EXERCISE TASK: Output every entry exactly as written, skipping any pictures.
------ PROVIDED ENTRIES ------
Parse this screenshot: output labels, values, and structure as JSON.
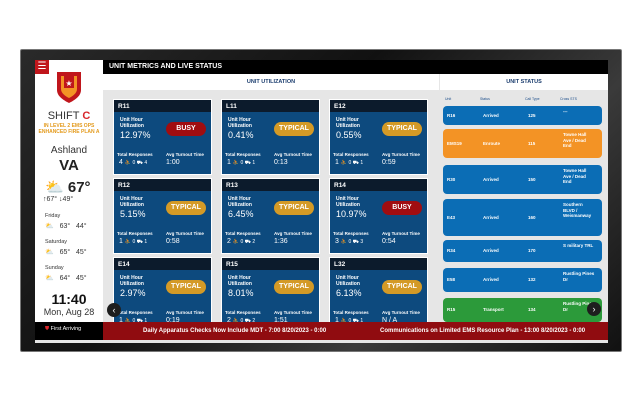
{
  "sidebar": {
    "shift_label": "SHIFT",
    "shift_letter": "C",
    "level": "IN LEVEL 2 EMS OPS",
    "plan": "ENHANCED FIRE PLAN A",
    "city": "Ashland",
    "state": "VA",
    "current_temp": "67°",
    "high": "↑67°",
    "low": "↓49°",
    "forecast": [
      {
        "day": "Friday",
        "hi": "63°",
        "lo": "44°"
      },
      {
        "day": "Saturday",
        "hi": "65°",
        "lo": "45°"
      },
      {
        "day": "Sunday",
        "hi": "64°",
        "lo": "45°"
      }
    ],
    "time": "11:40",
    "date": "Mon, Aug 28",
    "logo_text": "First Arriving"
  },
  "header": {
    "title": "UNIT METRICS AND LIVE STATUS",
    "utilization_title": "UNIT UTILIZATION",
    "status_title": "UNIT STATUS"
  },
  "labels": {
    "uhu": "Unit Hour Utilization",
    "total": "Total Responses",
    "avg": "Avg Turnout Time"
  },
  "colors": {
    "busy": "#a00d10",
    "typical": "#d49a26",
    "arrived": "#0b6db5",
    "enroute": "#f39325",
    "transport": "#2c9a3a"
  },
  "cards": [
    {
      "unit": "R11",
      "pct": "12.97%",
      "status": "BUSY",
      "total": "4",
      "a": "0",
      "b": "4",
      "avg": "1:00"
    },
    {
      "unit": "L11",
      "pct": "0.41%",
      "status": "TYPICAL",
      "total": "1",
      "a": "0",
      "b": "1",
      "avg": "0:13"
    },
    {
      "unit": "E12",
      "pct": "0.55%",
      "status": "TYPICAL",
      "total": "1",
      "a": "0",
      "b": "1",
      "avg": "0:59"
    },
    {
      "unit": "R12",
      "pct": "5.15%",
      "status": "TYPICAL",
      "total": "1",
      "a": "0",
      "b": "1",
      "avg": "0:58"
    },
    {
      "unit": "R13",
      "pct": "6.45%",
      "status": "TYPICAL",
      "total": "2",
      "a": "0",
      "b": "2",
      "avg": "1:36"
    },
    {
      "unit": "R14",
      "pct": "10.97%",
      "status": "BUSY",
      "total": "3",
      "a": "0",
      "b": "3",
      "avg": "0:54"
    },
    {
      "unit": "E14",
      "pct": "2.97%",
      "status": "TYPICAL",
      "total": "1",
      "a": "0",
      "b": "1",
      "avg": "0:19"
    },
    {
      "unit": "R15",
      "pct": "8.01%",
      "status": "TYPICAL",
      "total": "2",
      "a": "0",
      "b": "2",
      "avg": "1:51"
    },
    {
      "unit": "L32",
      "pct": "6.13%",
      "status": "TYPICAL",
      "total": "1",
      "a": "0",
      "b": "1",
      "avg": "N / A"
    }
  ],
  "status_columns": [
    "Unit",
    "Status",
    "Call Type",
    "Cross STS"
  ],
  "status_rows": [
    {
      "unit": "R16",
      "status": "Arrived",
      "call": "125",
      "cross": "---"
    },
    {
      "unit": "EMS19",
      "status": "Enroute",
      "call": "115",
      "cross": "Towne Hall Ave / Dead End"
    },
    {
      "unit": "R30",
      "status": "Arrived",
      "call": "150",
      "cross": "Towne Hall Ave / Dead End"
    },
    {
      "unit": "E43",
      "status": "Arrived",
      "call": "160",
      "cross": "Southern BLVD / Weismanway"
    },
    {
      "unit": "R34",
      "status": "Arrived",
      "call": "170",
      "cross": "S military TRL"
    },
    {
      "unit": "E58",
      "status": "Arrived",
      "call": "132",
      "cross": "Rustling Pines Dr"
    },
    {
      "unit": "R15",
      "status": "Transport",
      "call": "134",
      "cross": "Rustling Pines Dr"
    }
  ],
  "ticker": [
    "Daily Apparatus Checks Now Include MDT - 7:00 8/20/2023 - 0:00",
    "Communications on Limited EMS Resource Plan - 13:00 8/20/2023 - 0:00"
  ]
}
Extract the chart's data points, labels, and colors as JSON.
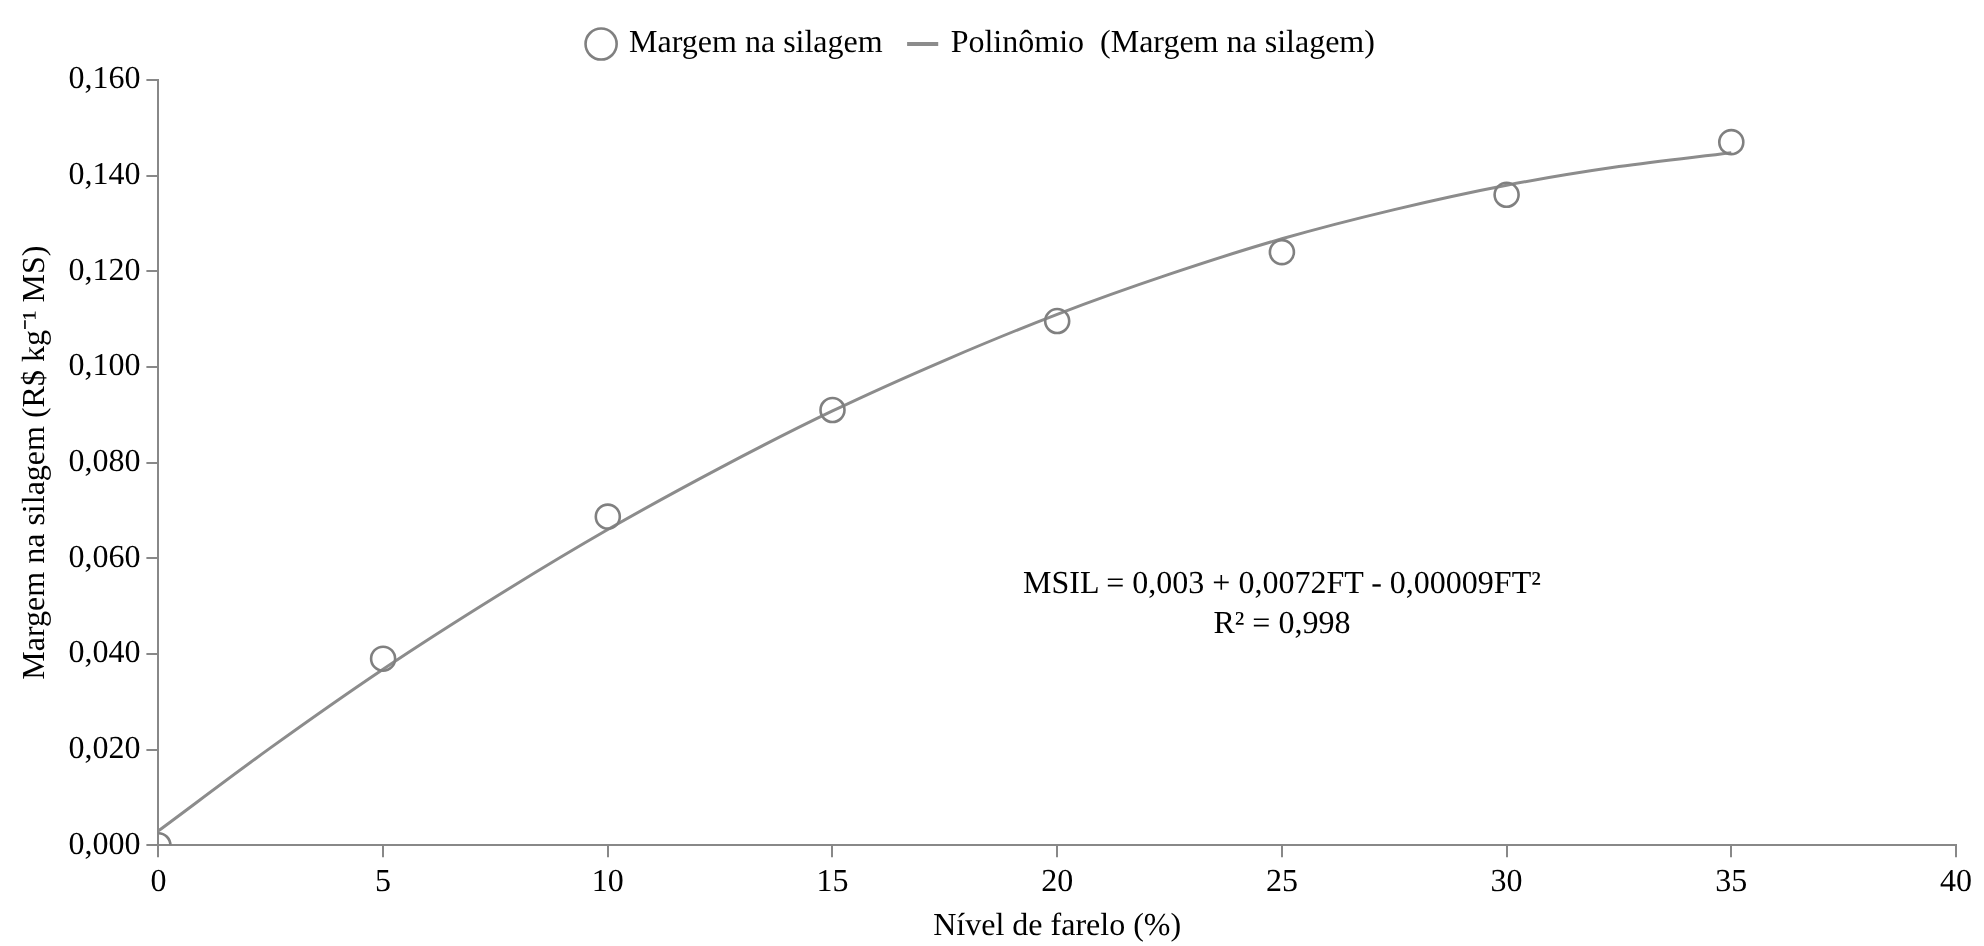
{
  "chart_data": {
    "type": "scatter",
    "xlabel": "Nível de farelo (%)",
    "ylabel": "Margem na silagem (R$ kg⁻¹ MS)",
    "x": [
      0,
      5,
      10,
      15,
      20,
      25,
      30,
      35
    ],
    "series": [
      {
        "name": "Margem na silagem",
        "type": "scatter",
        "color": "#808080",
        "marker": "circle",
        "values": [
          0.0,
          0.039,
          0.0687,
          0.091,
          0.1096,
          0.124,
          0.136,
          0.147
        ]
      },
      {
        "name": "Polinômio  (Margem na silagem)",
        "type": "line",
        "color": "#8c8c8c",
        "marker": "none",
        "x": [
          0,
          2.5,
          5,
          7.5,
          10,
          12.5,
          15,
          17.5,
          20,
          22.5,
          25,
          27.5,
          30,
          32.5,
          35
        ],
        "values": [
          0.003,
          0.0204,
          0.0368,
          0.0519,
          0.066,
          0.0789,
          0.0908,
          0.1014,
          0.111,
          0.1194,
          0.1268,
          0.1329,
          0.138,
          0.1419,
          0.1448
        ]
      }
    ],
    "xlim": [
      0,
      40
    ],
    "xticks": [
      0,
      5,
      10,
      15,
      20,
      25,
      30,
      35,
      40
    ],
    "ylim": [
      0,
      0.16
    ],
    "yticks": [
      {
        "value": 0,
        "label": "0,000"
      },
      {
        "value": 0.02,
        "label": "0,020"
      },
      {
        "value": 0.04,
        "label": "0,040"
      },
      {
        "value": 0.06,
        "label": "0,060"
      },
      {
        "value": 0.08,
        "label": "0,080"
      },
      {
        "value": 0.1,
        "label": "0,100"
      },
      {
        "value": 0.12,
        "label": "0,120"
      },
      {
        "value": 0.14,
        "label": "0,140"
      },
      {
        "value": 0.16,
        "label": "0,160"
      }
    ],
    "grid": false,
    "legend": "top",
    "annotations": [
      "MSIL = 0,003 + 0,0072FT - 0,00009FT²",
      "R² = 0,998"
    ]
  }
}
------
IN RESPONSE:
Parse this screenshot: output labels, values, and structure as JSON.
{
  "sidebar": {
    "shift_label": "SHIFT",
    "shift_letter": "C",
    "level": "IN LEVEL 2 EMS OPS",
    "plan": "ENHANCED FIRE PLAN A",
    "city": "Ashland",
    "state": "VA",
    "current_temp": "67°",
    "high": "↑67°",
    "low": "↓49°",
    "forecast": [
      {
        "day": "Friday",
        "hi": "63°",
        "lo": "44°"
      },
      {
        "day": "Saturday",
        "hi": "65°",
        "lo": "45°"
      },
      {
        "day": "Sunday",
        "hi": "64°",
        "lo": "45°"
      }
    ],
    "time": "11:40",
    "date": "Mon, Aug 28",
    "logo_text": "First Arriving"
  },
  "header": {
    "title": "UNIT METRICS AND LIVE STATUS",
    "utilization_title": "UNIT UTILIZATION",
    "status_title": "UNIT STATUS"
  },
  "labels": {
    "uhu": "Unit Hour Utilization",
    "total": "Total Responses",
    "avg": "Avg Turnout Time"
  },
  "colors": {
    "busy": "#a00d10",
    "typical": "#d49a26",
    "arrived": "#0b6db5",
    "enroute": "#f39325",
    "transport": "#2c9a3a"
  },
  "cards": [
    {
      "unit": "R11",
      "pct": "12.97%",
      "status": "BUSY",
      "total": "4",
      "a": "0",
      "b": "4",
      "avg": "1:00"
    },
    {
      "unit": "L11",
      "pct": "0.41%",
      "status": "TYPICAL",
      "total": "1",
      "a": "0",
      "b": "1",
      "avg": "0:13"
    },
    {
      "unit": "E12",
      "pct": "0.55%",
      "status": "TYPICAL",
      "total": "1",
      "a": "0",
      "b": "1",
      "avg": "0:59"
    },
    {
      "unit": "R12",
      "pct": "5.15%",
      "status": "TYPICAL",
      "total": "1",
      "a": "0",
      "b": "1",
      "avg": "0:58"
    },
    {
      "unit": "R13",
      "pct": "6.45%",
      "status": "TYPICAL",
      "total": "2",
      "a": "0",
      "b": "2",
      "avg": "1:36"
    },
    {
      "unit": "R14",
      "pct": "10.97%",
      "status": "BUSY",
      "total": "3",
      "a": "0",
      "b": "3",
      "avg": "0:54"
    },
    {
      "unit": "E14",
      "pct": "2.97%",
      "status": "TYPICAL",
      "total": "1",
      "a": "0",
      "b": "1",
      "avg": "0:19"
    },
    {
      "unit": "R15",
      "pct": "8.01%",
      "status": "TYPICAL",
      "total": "2",
      "a": "0",
      "b": "2",
      "avg": "1:51"
    },
    {
      "unit": "L32",
      "pct": "6.13%",
      "status": "TYPICAL",
      "total": "1",
      "a": "0",
      "b": "1",
      "avg": "N / A"
    }
  ],
  "status_columns": [
    "Unit",
    "Status",
    "Call Type",
    "Cross STS"
  ],
  "status_rows": [
    {
      "unit": "R16",
      "status": "Arrived",
      "call": "125",
      "cross": "---"
    },
    {
      "unit": "EMS19",
      "status": "Enroute",
      "call": "115",
      "cross": "Towne Hall Ave / Dead End"
    },
    {
      "unit": "R30",
      "status": "Arrived",
      "call": "150",
      "cross": "Towne Hall Ave / Dead End"
    },
    {
      "unit": "E43",
      "status": "Arrived",
      "call": "160",
      "cross": "Southern BLVD / Weismanway"
    },
    {
      "unit": "R34",
      "status": "Arrived",
      "call": "170",
      "cross": "S military TRL"
    },
    {
      "unit": "E58",
      "status": "Arrived",
      "call": "132",
      "cross": "Rustling Pines Dr"
    },
    {
      "unit": "R15",
      "status": "Transport",
      "call": "134",
      "cross": "Rustling Pines Dr"
    }
  ],
  "ticker": [
    "Daily Apparatus Checks Now Include MDT - 7:00 8/20/2023 - 0:00",
    "Communications on Limited EMS Resource Plan - 13:00 8/20/2023 - 0:00"
  ]
}
Extract the chart's data points, labels, and colors as JSON.
{
  "chart_data": {
    "type": "scatter",
    "xlabel": "Nível de farelo (%)",
    "ylabel": "Margem na silagem (R$ kg⁻¹ MS)",
    "x": [
      0,
      5,
      10,
      15,
      20,
      25,
      30,
      35
    ],
    "series": [
      {
        "name": "Margem na silagem",
        "type": "scatter",
        "color": "#808080",
        "marker": "circle",
        "values": [
          0.0,
          0.039,
          0.0687,
          0.091,
          0.1096,
          0.124,
          0.136,
          0.147
        ]
      },
      {
        "name": "Polinômio  (Margem na silagem)",
        "type": "line",
        "color": "#8c8c8c",
        "marker": "none",
        "x": [
          0,
          2.5,
          5,
          7.5,
          10,
          12.5,
          15,
          17.5,
          20,
          22.5,
          25,
          27.5,
          30,
          32.5,
          35
        ],
        "values": [
          0.003,
          0.0204,
          0.0368,
          0.0519,
          0.066,
          0.0789,
          0.0908,
          0.1014,
          0.111,
          0.1194,
          0.1268,
          0.1329,
          0.138,
          0.1419,
          0.1448
        ]
      }
    ],
    "xlim": [
      0,
      40
    ],
    "xticks": [
      0,
      5,
      10,
      15,
      20,
      25,
      30,
      35,
      40
    ],
    "ylim": [
      0,
      0.16
    ],
    "yticks": [
      {
        "value": 0,
        "label": "0,000"
      },
      {
        "value": 0.02,
        "label": "0,020"
      },
      {
        "value": 0.04,
        "label": "0,040"
      },
      {
        "value": 0.06,
        "label": "0,060"
      },
      {
        "value": 0.08,
        "label": "0,080"
      },
      {
        "value": 0.1,
        "label": "0,100"
      },
      {
        "value": 0.12,
        "label": "0,120"
      },
      {
        "value": 0.14,
        "label": "0,140"
      },
      {
        "value": 0.16,
        "label": "0,160"
      }
    ],
    "grid": false,
    "legend": "top",
    "annotations": [
      "MSIL = 0,003 + 0,0072FT - 0,00009FT²",
      "R² = 0,998"
    ]
  }
}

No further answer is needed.